# RECORD SET
-- START --

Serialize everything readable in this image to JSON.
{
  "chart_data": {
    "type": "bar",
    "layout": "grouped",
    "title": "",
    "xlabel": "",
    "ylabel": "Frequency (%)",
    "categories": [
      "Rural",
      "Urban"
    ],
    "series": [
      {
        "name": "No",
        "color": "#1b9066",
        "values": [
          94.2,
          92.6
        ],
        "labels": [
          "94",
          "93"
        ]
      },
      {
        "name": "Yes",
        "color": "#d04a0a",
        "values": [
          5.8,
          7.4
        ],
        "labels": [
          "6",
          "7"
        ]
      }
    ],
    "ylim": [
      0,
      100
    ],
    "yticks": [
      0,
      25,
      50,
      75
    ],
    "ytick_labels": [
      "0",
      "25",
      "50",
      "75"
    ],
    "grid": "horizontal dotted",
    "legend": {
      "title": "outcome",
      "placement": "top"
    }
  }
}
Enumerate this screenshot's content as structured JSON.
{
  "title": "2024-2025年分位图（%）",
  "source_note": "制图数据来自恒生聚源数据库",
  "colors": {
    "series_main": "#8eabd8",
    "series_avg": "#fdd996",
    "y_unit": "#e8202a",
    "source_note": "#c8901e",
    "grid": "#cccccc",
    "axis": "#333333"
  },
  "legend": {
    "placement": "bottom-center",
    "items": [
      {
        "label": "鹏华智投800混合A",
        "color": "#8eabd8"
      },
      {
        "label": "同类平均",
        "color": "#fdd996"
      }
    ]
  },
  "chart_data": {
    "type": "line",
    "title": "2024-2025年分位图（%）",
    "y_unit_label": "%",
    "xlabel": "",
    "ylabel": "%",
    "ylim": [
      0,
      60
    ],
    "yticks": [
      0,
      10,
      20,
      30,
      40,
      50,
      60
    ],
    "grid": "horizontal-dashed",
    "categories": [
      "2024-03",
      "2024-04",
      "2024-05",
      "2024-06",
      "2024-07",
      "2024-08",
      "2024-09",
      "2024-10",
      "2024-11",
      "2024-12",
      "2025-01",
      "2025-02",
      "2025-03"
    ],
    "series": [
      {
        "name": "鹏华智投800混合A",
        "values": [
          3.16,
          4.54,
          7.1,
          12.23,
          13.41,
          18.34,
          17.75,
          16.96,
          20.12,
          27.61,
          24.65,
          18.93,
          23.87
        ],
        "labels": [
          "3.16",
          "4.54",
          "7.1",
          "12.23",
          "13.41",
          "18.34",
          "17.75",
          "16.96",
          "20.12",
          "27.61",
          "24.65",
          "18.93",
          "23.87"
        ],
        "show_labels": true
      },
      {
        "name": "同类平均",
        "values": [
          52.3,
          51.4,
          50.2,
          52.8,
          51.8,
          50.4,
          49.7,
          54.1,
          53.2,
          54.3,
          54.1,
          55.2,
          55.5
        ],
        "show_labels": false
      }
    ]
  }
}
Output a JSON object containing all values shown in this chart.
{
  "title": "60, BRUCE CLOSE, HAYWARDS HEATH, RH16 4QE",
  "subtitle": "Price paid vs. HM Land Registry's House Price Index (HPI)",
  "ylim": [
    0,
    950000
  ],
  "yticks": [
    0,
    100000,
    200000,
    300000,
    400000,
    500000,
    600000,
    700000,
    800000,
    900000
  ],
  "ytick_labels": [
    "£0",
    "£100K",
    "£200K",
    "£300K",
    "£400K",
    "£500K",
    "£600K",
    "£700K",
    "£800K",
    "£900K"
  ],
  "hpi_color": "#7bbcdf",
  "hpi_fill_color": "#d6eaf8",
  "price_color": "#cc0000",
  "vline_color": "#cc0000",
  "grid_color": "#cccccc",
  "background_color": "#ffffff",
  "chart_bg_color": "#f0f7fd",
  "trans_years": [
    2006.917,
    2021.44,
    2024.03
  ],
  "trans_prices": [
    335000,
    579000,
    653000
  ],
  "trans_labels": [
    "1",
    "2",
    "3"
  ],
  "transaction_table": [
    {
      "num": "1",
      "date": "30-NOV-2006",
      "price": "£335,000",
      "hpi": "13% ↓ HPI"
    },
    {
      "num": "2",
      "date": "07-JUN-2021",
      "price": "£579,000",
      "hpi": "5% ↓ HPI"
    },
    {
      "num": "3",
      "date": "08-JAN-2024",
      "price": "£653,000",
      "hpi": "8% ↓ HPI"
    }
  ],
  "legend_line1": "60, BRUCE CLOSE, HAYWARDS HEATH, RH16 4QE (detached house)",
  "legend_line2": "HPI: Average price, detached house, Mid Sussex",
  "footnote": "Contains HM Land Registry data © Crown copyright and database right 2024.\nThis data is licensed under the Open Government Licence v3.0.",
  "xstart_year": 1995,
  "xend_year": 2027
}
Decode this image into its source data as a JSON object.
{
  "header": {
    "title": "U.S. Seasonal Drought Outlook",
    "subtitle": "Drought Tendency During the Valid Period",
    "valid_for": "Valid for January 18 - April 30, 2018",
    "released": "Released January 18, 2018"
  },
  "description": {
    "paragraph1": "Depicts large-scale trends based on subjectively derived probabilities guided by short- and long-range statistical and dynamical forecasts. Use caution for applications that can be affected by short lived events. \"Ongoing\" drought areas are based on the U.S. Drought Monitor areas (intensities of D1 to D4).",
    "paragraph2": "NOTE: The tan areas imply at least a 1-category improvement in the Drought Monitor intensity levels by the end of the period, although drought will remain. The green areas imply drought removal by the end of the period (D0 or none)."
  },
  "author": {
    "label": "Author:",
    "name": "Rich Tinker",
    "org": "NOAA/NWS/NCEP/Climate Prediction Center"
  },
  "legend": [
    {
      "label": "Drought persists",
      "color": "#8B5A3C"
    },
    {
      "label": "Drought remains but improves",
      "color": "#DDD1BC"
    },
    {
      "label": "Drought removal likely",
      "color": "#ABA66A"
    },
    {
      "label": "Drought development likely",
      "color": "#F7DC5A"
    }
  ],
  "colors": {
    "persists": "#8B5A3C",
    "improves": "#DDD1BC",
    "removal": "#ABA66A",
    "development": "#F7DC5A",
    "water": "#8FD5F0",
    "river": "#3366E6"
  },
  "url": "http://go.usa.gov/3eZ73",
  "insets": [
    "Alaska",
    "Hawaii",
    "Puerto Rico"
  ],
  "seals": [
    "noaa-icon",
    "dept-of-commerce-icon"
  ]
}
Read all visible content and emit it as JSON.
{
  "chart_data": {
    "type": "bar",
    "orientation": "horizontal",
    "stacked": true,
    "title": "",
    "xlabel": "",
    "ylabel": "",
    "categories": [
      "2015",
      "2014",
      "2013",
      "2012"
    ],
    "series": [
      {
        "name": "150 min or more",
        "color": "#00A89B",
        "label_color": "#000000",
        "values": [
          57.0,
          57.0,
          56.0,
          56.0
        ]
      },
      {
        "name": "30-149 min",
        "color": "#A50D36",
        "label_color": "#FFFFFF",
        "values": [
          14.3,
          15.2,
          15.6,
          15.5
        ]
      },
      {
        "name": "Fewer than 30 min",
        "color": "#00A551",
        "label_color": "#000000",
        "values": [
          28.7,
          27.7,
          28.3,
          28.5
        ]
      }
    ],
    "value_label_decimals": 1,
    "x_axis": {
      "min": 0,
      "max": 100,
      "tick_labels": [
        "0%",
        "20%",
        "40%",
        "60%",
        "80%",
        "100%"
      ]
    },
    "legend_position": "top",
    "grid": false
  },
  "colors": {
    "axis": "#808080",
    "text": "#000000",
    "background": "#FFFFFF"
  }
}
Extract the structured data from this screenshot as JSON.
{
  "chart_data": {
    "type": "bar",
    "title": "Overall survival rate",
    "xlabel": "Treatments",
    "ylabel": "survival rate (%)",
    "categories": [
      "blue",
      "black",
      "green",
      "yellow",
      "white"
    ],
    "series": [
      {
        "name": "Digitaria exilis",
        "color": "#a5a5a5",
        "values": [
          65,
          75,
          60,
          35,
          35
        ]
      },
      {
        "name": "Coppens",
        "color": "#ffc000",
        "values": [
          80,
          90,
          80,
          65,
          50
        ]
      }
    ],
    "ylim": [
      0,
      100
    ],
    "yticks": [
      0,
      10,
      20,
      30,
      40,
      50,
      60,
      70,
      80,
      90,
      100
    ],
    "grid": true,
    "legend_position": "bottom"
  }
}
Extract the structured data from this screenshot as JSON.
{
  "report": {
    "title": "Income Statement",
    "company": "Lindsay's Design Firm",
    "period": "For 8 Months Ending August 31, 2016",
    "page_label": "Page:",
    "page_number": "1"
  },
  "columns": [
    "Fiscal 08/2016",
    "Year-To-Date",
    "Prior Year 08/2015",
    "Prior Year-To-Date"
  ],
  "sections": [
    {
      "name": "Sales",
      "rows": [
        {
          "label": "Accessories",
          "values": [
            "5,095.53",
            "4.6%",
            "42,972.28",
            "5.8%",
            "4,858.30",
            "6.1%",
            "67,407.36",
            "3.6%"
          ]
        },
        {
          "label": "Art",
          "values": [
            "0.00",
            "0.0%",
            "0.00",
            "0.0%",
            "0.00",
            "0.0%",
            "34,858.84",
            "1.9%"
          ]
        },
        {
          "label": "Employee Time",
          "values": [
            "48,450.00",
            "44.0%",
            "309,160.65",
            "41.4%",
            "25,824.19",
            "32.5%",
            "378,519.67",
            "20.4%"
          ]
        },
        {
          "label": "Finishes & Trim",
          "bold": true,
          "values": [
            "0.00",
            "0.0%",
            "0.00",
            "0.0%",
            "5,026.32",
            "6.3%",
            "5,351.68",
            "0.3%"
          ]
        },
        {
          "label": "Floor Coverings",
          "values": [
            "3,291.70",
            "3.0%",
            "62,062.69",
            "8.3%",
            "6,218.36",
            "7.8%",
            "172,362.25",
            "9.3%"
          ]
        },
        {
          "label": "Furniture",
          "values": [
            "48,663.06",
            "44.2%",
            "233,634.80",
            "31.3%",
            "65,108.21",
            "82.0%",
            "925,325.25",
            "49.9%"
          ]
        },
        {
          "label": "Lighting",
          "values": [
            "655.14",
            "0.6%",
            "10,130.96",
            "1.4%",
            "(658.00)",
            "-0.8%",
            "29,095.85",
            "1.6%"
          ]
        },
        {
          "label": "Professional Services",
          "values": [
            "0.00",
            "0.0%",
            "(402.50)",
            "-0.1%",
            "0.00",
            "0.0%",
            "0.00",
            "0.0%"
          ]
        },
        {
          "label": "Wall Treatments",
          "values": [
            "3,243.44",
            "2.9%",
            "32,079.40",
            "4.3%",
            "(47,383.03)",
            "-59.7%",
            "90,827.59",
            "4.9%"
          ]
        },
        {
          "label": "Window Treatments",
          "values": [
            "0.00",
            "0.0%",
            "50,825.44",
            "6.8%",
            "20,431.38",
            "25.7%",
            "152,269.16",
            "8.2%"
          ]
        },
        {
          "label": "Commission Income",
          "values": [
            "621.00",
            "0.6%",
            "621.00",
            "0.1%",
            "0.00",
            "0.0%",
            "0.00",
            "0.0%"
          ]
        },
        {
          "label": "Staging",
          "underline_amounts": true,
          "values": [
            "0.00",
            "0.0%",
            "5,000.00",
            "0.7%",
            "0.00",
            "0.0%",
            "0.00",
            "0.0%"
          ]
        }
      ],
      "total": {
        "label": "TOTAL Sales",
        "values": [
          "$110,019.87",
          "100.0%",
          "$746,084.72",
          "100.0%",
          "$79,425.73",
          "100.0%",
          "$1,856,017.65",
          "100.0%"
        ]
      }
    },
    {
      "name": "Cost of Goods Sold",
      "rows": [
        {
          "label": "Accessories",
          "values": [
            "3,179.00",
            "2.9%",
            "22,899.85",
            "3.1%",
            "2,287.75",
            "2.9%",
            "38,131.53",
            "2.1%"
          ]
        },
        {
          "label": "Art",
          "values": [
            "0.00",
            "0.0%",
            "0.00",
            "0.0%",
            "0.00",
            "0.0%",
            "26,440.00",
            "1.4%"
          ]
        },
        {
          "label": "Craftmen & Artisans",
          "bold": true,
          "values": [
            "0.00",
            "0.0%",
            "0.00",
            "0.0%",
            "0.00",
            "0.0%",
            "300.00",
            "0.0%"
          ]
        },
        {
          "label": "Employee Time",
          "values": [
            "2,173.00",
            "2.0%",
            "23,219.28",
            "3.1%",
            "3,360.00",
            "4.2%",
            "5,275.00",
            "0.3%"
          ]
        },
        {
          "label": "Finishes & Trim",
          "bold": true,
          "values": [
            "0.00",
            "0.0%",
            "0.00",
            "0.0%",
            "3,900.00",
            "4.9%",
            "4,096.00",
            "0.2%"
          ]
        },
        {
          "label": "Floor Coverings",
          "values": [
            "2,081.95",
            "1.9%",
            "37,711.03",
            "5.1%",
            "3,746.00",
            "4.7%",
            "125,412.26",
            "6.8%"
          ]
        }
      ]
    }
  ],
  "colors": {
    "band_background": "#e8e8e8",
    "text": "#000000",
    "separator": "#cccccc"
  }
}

-- END --

# STATED PROBLEM
Show all lines from the records above where the word "Valid" occurs.

# TASK SOLUTION
    "subtitle": "Drought Tendency During the Valid Period",
    "valid_for": "Valid for January 18 - April 30, 2018",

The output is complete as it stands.